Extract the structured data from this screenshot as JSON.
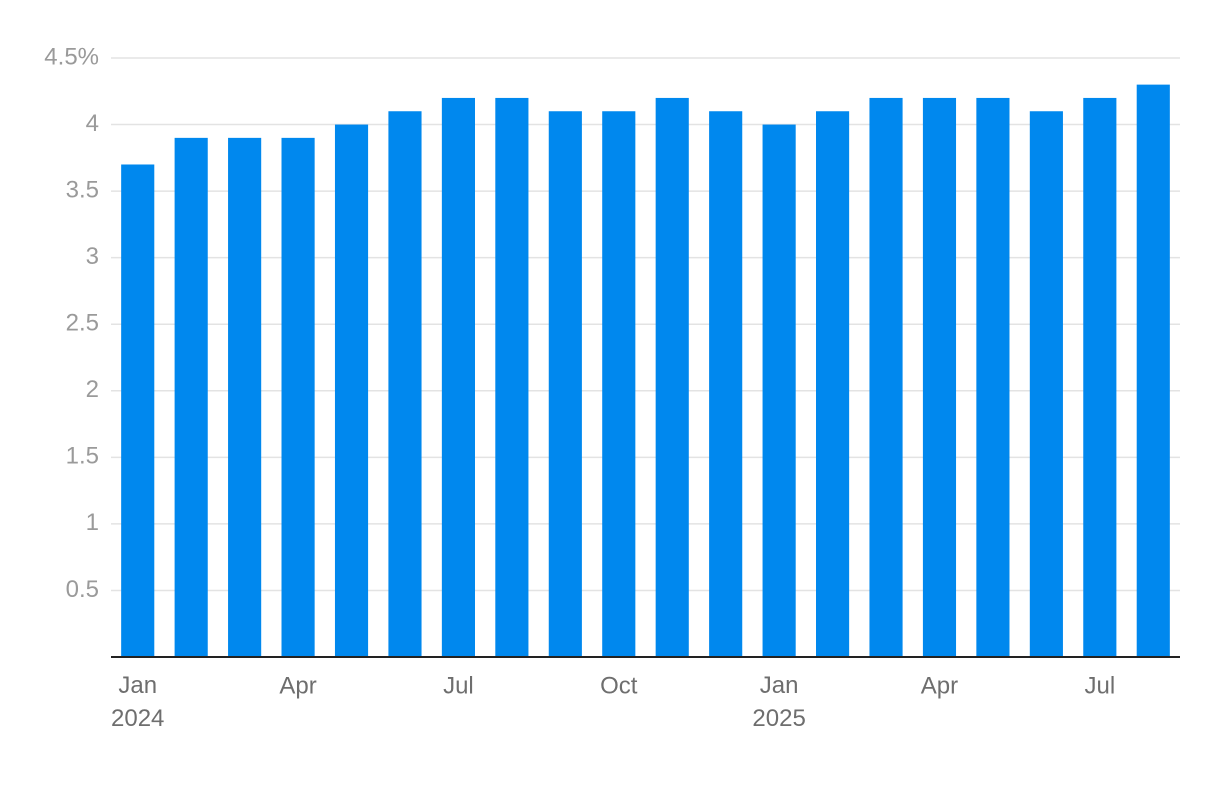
{
  "chart_data": {
    "type": "bar",
    "categories": [
      "Jan 2024",
      null,
      null,
      "Apr",
      null,
      null,
      "Jul",
      null,
      null,
      "Oct",
      null,
      null,
      "Jan 2025",
      null,
      null,
      "Apr",
      null,
      null,
      "Jul",
      null
    ],
    "values": [
      3.7,
      3.9,
      3.9,
      3.9,
      4.0,
      4.1,
      4.2,
      4.2,
      4.1,
      4.1,
      4.2,
      4.1,
      4.0,
      4.1,
      4.2,
      4.2,
      4.2,
      4.1,
      4.2,
      4.3
    ],
    "color": "#0088ee",
    "ylim": [
      0,
      4.5
    ],
    "yticks": [
      0.5,
      1,
      1.5,
      2,
      2.5,
      3,
      3.5,
      4,
      {
        "value": 4.5,
        "label": "4.5%"
      }
    ],
    "grid": true
  }
}
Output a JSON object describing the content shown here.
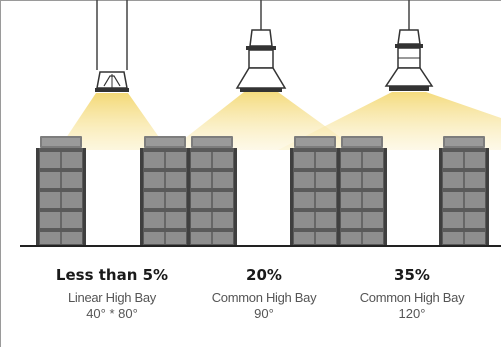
{
  "colors": {
    "background": "#ffffff",
    "beam_warm": "#f6e08a",
    "beam_light": "#fbf1c6",
    "shelf_dark": "#4a4a4a",
    "shelf_light": "#8a8a8a",
    "floor": "#222222",
    "text_primary": "#1a1a1a",
    "text_secondary": "#555555"
  },
  "fixtures": [
    {
      "id": "linear",
      "icon": "linear-high-bay-icon",
      "percentage": "Less than 5%",
      "name": "Linear High Bay",
      "angle": "40° * 80°"
    },
    {
      "id": "common90",
      "icon": "ufo-high-bay-icon",
      "percentage": "20%",
      "name": "Common High Bay",
      "angle": "90°"
    },
    {
      "id": "common120",
      "icon": "bell-high-bay-icon",
      "percentage": "35%",
      "name": "Common High Bay",
      "angle": "120°"
    }
  ]
}
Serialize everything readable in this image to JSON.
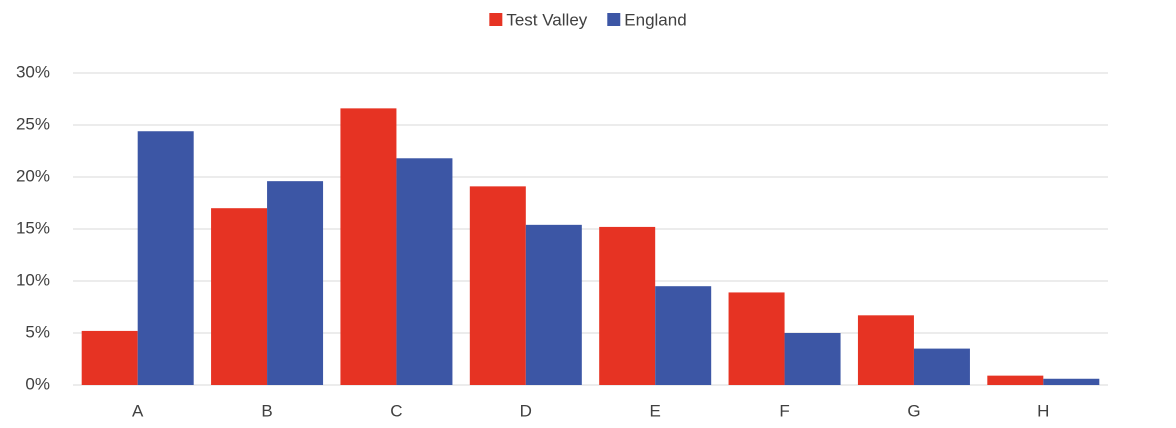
{
  "chart_data": {
    "type": "bar",
    "categories": [
      "A",
      "B",
      "C",
      "D",
      "E",
      "F",
      "G",
      "H"
    ],
    "series": [
      {
        "name": "Test Valley",
        "color": "#e63323",
        "values": [
          5.2,
          17.0,
          26.6,
          19.1,
          15.2,
          8.9,
          6.7,
          0.9
        ]
      },
      {
        "name": "England",
        "color": "#3c56a5",
        "values": [
          24.4,
          19.6,
          21.8,
          15.4,
          9.5,
          5.0,
          3.5,
          0.6
        ]
      }
    ],
    "ylim": [
      0,
      30
    ],
    "yticks": [
      {
        "value": 0,
        "label": "0%"
      },
      {
        "value": 5,
        "label": "5%"
      },
      {
        "value": 10,
        "label": "10%"
      },
      {
        "value": 15,
        "label": "15%"
      },
      {
        "value": 20,
        "label": "20%"
      },
      {
        "value": 25,
        "label": "25%"
      },
      {
        "value": 30,
        "label": "30%"
      }
    ],
    "grid": true,
    "legend": "top"
  }
}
◆ ◆ ◆ ◆ ◆
(Required task): Repeat the entries exactly. Pictures are excluded from the copy.

(Solution to this problem):
Extract the structured data from this screenshot as JSON.
{
  "chart_data": {
    "type": "bar",
    "categories": [
      "Jan 2024",
      null,
      null,
      "Apr",
      null,
      null,
      "Jul",
      null,
      null,
      "Oct",
      null,
      null,
      "Jan 2025",
      null,
      null,
      "Apr",
      null,
      null,
      "Jul",
      null
    ],
    "values": [
      3.7,
      3.9,
      3.9,
      3.9,
      4.0,
      4.1,
      4.2,
      4.2,
      4.1,
      4.1,
      4.2,
      4.1,
      4.0,
      4.1,
      4.2,
      4.2,
      4.2,
      4.1,
      4.2,
      4.3
    ],
    "color": "#0088ee",
    "ylim": [
      0,
      4.5
    ],
    "yticks": [
      0.5,
      1,
      1.5,
      2,
      2.5,
      3,
      3.5,
      4,
      {
        "value": 4.5,
        "label": "4.5%"
      }
    ],
    "grid": true
  }
}
Output a JSON object describing the content shown here.
{
  "colors": {
    "background": "#ffffff",
    "beam_warm": "#f6e08a",
    "beam_light": "#fbf1c6",
    "shelf_dark": "#4a4a4a",
    "shelf_light": "#8a8a8a",
    "floor": "#222222",
    "text_primary": "#1a1a1a",
    "text_secondary": "#555555"
  },
  "fixtures": [
    {
      "id": "linear",
      "icon": "linear-high-bay-icon",
      "percentage": "Less than 5%",
      "name": "Linear High Bay",
      "angle": "40° * 80°"
    },
    {
      "id": "common90",
      "icon": "ufo-high-bay-icon",
      "percentage": "20%",
      "name": "Common High Bay",
      "angle": "90°"
    },
    {
      "id": "common120",
      "icon": "bell-high-bay-icon",
      "percentage": "35%",
      "name": "Common High Bay",
      "angle": "120°"
    }
  ]
}
Serialize everything readable in this image to JSON.
{
  "chart_data": {
    "type": "bar",
    "categories": [
      "A",
      "B",
      "C",
      "D",
      "E",
      "F",
      "G",
      "H"
    ],
    "series": [
      {
        "name": "Test Valley",
        "color": "#e63323",
        "values": [
          5.2,
          17.0,
          26.6,
          19.1,
          15.2,
          8.9,
          6.7,
          0.9
        ]
      },
      {
        "name": "England",
        "color": "#3c56a5",
        "values": [
          24.4,
          19.6,
          21.8,
          15.4,
          9.5,
          5.0,
          3.5,
          0.6
        ]
      }
    ],
    "ylim": [
      0,
      30
    ],
    "yticks": [
      {
        "value": 0,
        "label": "0%"
      },
      {
        "value": 5,
        "label": "5%"
      },
      {
        "value": 10,
        "label": "10%"
      },
      {
        "value": 15,
        "label": "15%"
      },
      {
        "value": 20,
        "label": "20%"
      },
      {
        "value": 25,
        "label": "25%"
      },
      {
        "value": 30,
        "label": "30%"
      }
    ],
    "grid": true,
    "legend": "top"
  }
}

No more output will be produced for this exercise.